### [Aim]
All the data should come back exactly as it was given.

◇ ◇ ◇

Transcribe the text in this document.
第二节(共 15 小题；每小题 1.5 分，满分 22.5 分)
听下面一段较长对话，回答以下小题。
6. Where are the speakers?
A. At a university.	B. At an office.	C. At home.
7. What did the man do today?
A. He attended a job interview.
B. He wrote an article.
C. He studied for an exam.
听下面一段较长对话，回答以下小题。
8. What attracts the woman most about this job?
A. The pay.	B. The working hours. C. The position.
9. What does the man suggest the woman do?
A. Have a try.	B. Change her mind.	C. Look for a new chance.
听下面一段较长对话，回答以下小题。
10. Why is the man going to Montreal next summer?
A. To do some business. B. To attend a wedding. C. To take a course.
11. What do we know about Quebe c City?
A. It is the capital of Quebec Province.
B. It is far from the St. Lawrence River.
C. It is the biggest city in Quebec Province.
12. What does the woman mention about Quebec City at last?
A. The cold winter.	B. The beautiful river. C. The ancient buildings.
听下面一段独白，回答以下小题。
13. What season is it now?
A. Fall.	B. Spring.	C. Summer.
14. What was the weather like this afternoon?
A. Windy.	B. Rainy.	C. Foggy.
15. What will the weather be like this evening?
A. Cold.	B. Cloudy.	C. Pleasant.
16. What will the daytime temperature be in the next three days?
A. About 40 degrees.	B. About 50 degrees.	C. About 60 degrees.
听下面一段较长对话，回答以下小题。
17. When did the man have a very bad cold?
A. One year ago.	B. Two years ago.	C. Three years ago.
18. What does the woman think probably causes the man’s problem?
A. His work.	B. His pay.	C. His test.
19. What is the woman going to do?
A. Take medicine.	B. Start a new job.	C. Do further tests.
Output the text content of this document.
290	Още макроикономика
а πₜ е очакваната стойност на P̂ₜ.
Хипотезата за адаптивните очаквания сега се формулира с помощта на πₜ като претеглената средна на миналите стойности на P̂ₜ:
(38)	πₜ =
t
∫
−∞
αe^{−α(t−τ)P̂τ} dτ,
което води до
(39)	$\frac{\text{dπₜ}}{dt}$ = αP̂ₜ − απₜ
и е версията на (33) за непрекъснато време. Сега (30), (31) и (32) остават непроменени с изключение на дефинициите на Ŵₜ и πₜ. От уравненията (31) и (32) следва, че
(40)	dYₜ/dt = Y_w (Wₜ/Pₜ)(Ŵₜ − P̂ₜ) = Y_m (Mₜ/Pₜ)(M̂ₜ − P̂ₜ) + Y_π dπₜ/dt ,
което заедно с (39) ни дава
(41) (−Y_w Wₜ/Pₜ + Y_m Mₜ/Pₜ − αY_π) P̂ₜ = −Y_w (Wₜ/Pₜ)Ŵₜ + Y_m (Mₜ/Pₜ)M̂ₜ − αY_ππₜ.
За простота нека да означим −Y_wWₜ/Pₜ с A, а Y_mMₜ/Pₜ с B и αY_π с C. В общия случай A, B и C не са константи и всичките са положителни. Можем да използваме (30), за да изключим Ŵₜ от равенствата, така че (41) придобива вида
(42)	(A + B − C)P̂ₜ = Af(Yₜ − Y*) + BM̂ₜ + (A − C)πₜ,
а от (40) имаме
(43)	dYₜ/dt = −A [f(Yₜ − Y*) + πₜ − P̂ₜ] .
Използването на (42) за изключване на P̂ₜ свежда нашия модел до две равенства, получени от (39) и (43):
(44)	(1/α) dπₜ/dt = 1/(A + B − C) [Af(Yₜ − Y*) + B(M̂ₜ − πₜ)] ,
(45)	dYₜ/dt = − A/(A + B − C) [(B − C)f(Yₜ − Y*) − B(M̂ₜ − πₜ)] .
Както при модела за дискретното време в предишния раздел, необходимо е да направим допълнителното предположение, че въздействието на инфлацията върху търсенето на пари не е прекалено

◇ ◇ ◇

### [Solution to this task]
Transcribe the text in this document.
第二节(共 15 小题；每小题 1.5 分，满分 22.5 分)
听下面一段较长对话，回答以下小题。
6. Where are the speakers?
A. At a university.	B. At an office.	C. At home.
7. What did the man do today?
A. He attended a job interview.
B. He wrote an article.
C. He studied for an exam.
听下面一段较长对话，回答以下小题。
8. What attracts the woman most about this job?
A. The pay.	B. The working hours. C. The position.
9. What does the man suggest the woman do?
A. Have a try.	B. Change her mind.	C. Look for a new chance.
听下面一段较长对话，回答以下小题。
10. Why is the man going to Montreal next summer?
A. To do some business. B. To attend a wedding. C. To take a course.
11. What do we know about Quebe c City?
A. It is the capital of Quebec Province.
B. It is far from the St. Lawrence River.
C. It is the biggest city in Quebec Province.
12. What does the woman mention about Quebec City at last?
A. The cold winter.	B. The beautiful river. C. The ancient buildings.
听下面一段独白，回答以下小题。
13. What season is it now?
A. Fall.	B. Spring.	C. Summer.
14. What was the weather like this afternoon?
A. Windy.	B. Rainy.	C. Foggy.
15. What will the weather be like this evening?
A. Cold.	B. Cloudy.	C. Pleasant.
16. What will the daytime temperature be in the next three days?
A. About 40 degrees.	B. About 50 degrees.	C. About 60 degrees.
听下面一段较长对话，回答以下小题。
17. When did the man have a very bad cold?
A. One year ago.	B. Two years ago.	C. Three years ago.
18. What does the woman think probably causes the man’s problem?
A. His work.	B. His pay.	C. His test.
19. What is the woman going to do?
A. Take medicine.	B. Start a new job.	C. Do further tests.
Output the text content of this document.
290	Още макроикономика
а πₜ е очакваната стойност на P̂ₜ.
Хипотезата за адаптивните очаквания сега се формулира с помощта на πₜ като претеглената средна на миналите стойности на P̂ₜ:
(38)	πₜ =
t
∫
−∞
αe^{−α(t−τ)P̂τ} dτ,
което води до
(39)	$\frac{\text{dπₜ}}{dt}$ = αP̂ₜ − απₜ
и е версията на (33) за непрекъснато време. Сега (30), (31) и (32) остават непроменени с изключение на дефинициите на Ŵₜ и πₜ. От уравненията (31) и (32) следва, че
(40)	dYₜ/dt = Y_w (Wₜ/Pₜ)(Ŵₜ − P̂ₜ) = Y_m (Mₜ/Pₜ)(M̂ₜ − P̂ₜ) + Y_π dπₜ/dt ,
което заедно с (39) ни дава
(41) (−Y_w Wₜ/Pₜ + Y_m Mₜ/Pₜ − αY_π) P̂ₜ = −Y_w (Wₜ/Pₜ)Ŵₜ + Y_m (Mₜ/Pₜ)M̂ₜ − αY_ππₜ.
За простота нека да означим −Y_wWₜ/Pₜ с A, а Y_mMₜ/Pₜ с B и αY_π с C. В общия случай A, B и C не са константи и всичките са положителни. Можем да използваме (30), за да изключим Ŵₜ от равенствата, така че (41) придобива вида
(42)	(A + B − C)P̂ₜ = Af(Yₜ − Y*) + BM̂ₜ + (A − C)πₜ,
а от (40) имаме
(43)	dYₜ/dt = −A [f(Yₜ − Y*) + πₜ − P̂ₜ] .
Използването на (42) за изключване на P̂ₜ свежда нашия модел до две равенства, получени от (39) и (43):
(44)	(1/α) dπₜ/dt = 1/(A + B − C) [Af(Yₜ − Y*) + B(M̂ₜ − πₜ)] ,
(45)	dYₜ/dt = − A/(A + B − C) [(B − C)f(Yₜ − Y*) − B(M̂ₜ − πₜ)] .
Както при модела за дискретното време в предишния раздел, необходимо е да направим допълнителното предположение, че въздействието на инфлацията върху търсенето на пари не е прекалено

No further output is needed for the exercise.